• [Short exercise] Copy each line of the records that contains the word "inició".
* BEGIN *
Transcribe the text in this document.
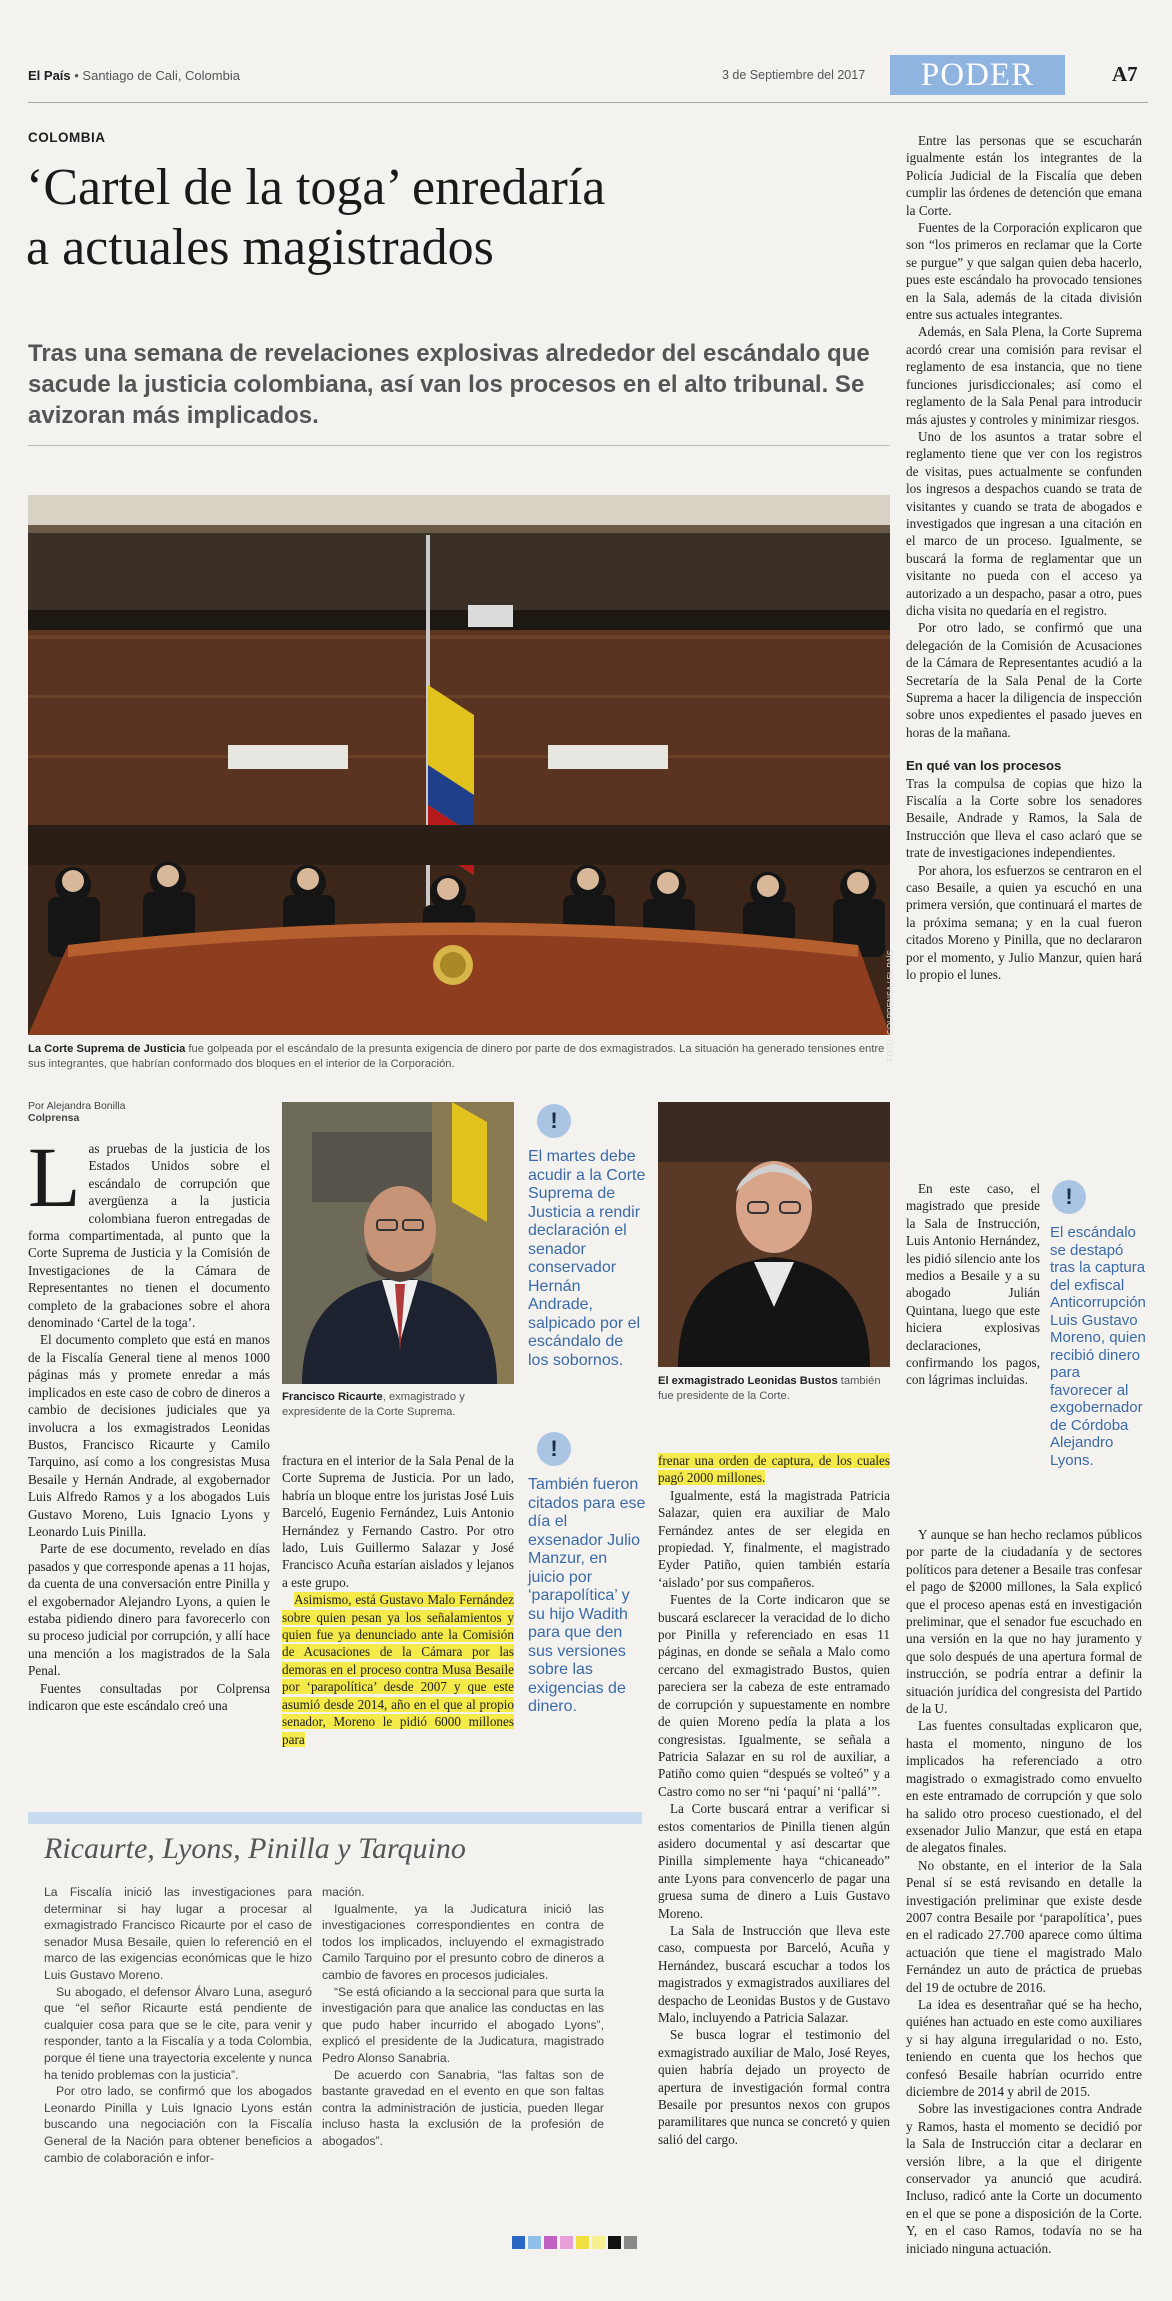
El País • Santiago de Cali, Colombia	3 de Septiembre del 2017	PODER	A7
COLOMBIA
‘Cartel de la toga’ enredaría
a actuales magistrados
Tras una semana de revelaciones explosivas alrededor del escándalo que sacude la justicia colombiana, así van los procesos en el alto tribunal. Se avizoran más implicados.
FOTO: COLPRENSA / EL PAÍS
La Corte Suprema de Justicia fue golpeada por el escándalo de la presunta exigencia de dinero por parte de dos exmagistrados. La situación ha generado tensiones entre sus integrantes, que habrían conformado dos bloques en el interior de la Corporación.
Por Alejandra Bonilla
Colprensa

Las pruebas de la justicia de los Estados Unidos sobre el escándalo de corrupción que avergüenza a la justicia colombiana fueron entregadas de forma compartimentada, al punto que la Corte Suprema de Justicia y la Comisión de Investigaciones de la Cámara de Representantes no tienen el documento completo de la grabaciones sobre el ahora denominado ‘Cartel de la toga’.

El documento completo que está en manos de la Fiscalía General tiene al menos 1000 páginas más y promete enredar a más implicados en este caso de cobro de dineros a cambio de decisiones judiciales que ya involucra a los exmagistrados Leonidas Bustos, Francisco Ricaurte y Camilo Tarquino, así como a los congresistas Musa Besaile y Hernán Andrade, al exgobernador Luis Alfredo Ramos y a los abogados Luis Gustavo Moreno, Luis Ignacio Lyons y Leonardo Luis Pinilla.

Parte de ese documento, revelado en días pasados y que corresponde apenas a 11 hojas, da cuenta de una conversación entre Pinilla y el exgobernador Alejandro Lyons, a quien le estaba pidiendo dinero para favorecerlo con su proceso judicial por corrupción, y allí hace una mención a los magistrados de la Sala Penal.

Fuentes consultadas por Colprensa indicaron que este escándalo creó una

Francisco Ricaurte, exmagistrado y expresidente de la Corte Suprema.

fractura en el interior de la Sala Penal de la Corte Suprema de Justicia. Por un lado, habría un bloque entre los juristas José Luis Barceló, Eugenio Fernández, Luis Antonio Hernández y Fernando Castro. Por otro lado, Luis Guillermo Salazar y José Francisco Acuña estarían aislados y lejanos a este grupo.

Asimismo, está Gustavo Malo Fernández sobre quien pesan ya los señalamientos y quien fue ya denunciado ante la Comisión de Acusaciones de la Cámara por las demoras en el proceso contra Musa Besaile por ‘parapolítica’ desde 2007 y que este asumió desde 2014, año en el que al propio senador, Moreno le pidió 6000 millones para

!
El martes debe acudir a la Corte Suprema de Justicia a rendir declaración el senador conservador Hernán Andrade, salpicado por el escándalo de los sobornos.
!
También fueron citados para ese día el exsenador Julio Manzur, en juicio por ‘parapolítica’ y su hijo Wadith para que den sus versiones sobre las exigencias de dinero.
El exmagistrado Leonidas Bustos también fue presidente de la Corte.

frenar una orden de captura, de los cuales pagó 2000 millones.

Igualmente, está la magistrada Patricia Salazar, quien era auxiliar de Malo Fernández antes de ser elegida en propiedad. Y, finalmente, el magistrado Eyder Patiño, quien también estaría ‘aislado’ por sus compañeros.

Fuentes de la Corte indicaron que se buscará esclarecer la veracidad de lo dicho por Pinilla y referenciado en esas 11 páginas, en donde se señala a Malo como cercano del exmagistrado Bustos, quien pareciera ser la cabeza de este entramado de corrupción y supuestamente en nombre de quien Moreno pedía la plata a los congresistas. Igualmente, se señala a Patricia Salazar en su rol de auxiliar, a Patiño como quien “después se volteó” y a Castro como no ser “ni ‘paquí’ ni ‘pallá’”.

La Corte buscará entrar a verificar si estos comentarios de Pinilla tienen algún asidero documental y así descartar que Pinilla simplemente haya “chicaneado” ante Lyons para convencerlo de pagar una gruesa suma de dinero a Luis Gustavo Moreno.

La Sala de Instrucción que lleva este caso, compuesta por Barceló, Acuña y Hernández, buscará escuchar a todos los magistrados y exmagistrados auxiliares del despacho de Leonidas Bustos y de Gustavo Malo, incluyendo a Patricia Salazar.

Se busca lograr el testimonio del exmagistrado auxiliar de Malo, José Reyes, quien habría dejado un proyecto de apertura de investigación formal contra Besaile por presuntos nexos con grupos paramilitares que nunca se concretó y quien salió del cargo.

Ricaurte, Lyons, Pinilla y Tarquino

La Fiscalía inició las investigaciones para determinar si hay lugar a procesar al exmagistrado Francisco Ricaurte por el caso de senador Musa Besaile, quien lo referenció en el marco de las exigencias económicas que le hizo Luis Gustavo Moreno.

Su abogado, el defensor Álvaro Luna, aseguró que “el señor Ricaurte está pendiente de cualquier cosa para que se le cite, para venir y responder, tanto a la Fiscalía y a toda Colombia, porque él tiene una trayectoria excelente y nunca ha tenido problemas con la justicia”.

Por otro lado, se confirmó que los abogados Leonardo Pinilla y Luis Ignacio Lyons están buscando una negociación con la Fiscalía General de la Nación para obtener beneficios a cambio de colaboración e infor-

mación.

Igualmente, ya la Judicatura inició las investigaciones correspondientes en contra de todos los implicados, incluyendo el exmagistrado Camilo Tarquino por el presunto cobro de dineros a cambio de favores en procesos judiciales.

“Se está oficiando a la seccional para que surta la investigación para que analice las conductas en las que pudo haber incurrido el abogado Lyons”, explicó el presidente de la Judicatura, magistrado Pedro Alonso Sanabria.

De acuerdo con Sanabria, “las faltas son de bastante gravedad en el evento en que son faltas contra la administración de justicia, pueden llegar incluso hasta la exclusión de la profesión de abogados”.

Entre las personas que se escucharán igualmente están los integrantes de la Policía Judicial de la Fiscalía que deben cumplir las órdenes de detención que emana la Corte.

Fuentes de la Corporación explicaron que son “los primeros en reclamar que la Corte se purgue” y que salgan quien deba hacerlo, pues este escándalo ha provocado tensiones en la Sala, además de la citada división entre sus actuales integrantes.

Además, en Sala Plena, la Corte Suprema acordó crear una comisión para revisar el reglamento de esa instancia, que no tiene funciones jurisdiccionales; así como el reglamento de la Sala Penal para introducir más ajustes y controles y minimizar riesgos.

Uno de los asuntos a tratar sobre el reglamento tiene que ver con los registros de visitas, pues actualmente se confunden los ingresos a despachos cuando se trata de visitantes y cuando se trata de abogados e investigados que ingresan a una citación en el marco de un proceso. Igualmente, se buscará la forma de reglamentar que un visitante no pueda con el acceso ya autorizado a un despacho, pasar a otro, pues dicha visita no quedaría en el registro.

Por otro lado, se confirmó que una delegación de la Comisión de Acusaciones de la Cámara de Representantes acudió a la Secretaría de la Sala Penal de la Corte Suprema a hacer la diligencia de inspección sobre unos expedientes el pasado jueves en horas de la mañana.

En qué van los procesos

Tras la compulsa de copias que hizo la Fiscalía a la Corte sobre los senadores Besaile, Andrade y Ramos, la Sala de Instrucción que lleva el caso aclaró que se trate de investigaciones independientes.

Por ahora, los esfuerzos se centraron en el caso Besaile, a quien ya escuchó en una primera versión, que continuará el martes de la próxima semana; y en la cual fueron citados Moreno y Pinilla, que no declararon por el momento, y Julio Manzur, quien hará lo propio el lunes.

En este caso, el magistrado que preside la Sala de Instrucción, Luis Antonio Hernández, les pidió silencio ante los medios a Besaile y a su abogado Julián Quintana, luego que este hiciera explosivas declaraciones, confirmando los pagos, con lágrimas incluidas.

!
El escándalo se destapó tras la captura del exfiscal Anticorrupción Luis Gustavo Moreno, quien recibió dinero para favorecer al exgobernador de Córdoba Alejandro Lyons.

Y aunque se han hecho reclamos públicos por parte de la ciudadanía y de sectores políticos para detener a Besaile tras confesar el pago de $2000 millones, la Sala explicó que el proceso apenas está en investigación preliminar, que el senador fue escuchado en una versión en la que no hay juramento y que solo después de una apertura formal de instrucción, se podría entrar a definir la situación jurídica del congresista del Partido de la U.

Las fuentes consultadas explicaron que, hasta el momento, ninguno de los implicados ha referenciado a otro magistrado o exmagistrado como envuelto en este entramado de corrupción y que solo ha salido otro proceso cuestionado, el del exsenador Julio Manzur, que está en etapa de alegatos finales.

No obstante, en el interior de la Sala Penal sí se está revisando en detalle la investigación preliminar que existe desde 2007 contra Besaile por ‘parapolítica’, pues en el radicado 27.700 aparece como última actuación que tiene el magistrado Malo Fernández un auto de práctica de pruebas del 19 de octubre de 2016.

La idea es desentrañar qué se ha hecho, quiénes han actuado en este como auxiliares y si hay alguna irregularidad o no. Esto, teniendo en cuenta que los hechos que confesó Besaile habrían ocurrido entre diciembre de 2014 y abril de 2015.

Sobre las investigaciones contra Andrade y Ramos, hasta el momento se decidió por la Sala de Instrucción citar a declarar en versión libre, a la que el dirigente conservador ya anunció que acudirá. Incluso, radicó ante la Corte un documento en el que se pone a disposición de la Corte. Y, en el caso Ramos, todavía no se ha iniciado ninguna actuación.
* END *
• [Task answer]
La Fiscalía inició las investigaciones para determinar si hay lugar a procesar al exmagistrado Francisco Ricaurte por el caso de senador Musa Besaile, quien lo referenció en el marco de las exigencias económicas que le hizo Luis Gustavo Moreno.
Igualmente, ya la Judicatura inició las investigaciones correspondientes en contra de todos los implicados, incluyendo el exmagistrado Camilo Tarquino por el presunto cobro de dineros a cambio de favores en procesos judiciales.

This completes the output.